Stated exercise: Pull each line containing "Pizie" out of the data and copy it.

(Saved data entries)
-----

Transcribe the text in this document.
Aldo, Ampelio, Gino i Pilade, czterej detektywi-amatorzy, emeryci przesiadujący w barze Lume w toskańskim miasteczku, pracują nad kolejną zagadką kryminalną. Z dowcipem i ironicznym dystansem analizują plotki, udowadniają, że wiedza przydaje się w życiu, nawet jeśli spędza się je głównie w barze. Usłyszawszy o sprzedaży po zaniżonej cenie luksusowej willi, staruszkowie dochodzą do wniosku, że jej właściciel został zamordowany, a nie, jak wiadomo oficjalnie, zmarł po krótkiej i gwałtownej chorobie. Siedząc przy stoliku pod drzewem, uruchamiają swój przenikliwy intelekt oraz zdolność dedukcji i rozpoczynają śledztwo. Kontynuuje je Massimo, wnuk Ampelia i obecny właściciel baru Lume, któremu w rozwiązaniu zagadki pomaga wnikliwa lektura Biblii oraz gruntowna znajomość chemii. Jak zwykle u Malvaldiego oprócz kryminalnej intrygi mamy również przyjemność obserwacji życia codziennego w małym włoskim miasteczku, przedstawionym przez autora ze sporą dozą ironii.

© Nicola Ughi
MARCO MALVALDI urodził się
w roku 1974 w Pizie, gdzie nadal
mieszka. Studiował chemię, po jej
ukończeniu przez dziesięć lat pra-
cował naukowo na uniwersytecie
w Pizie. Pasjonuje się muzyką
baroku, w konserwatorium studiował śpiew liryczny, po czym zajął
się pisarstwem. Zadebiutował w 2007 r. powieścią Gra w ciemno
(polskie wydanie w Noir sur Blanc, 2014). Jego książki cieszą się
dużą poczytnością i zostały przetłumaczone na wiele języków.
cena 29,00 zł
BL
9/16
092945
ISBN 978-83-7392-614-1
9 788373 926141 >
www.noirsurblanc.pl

-----

Finished answer:
w roku 1974 w Pizie, gdzie nadal
w Pizie. Pasjonuje się muzyką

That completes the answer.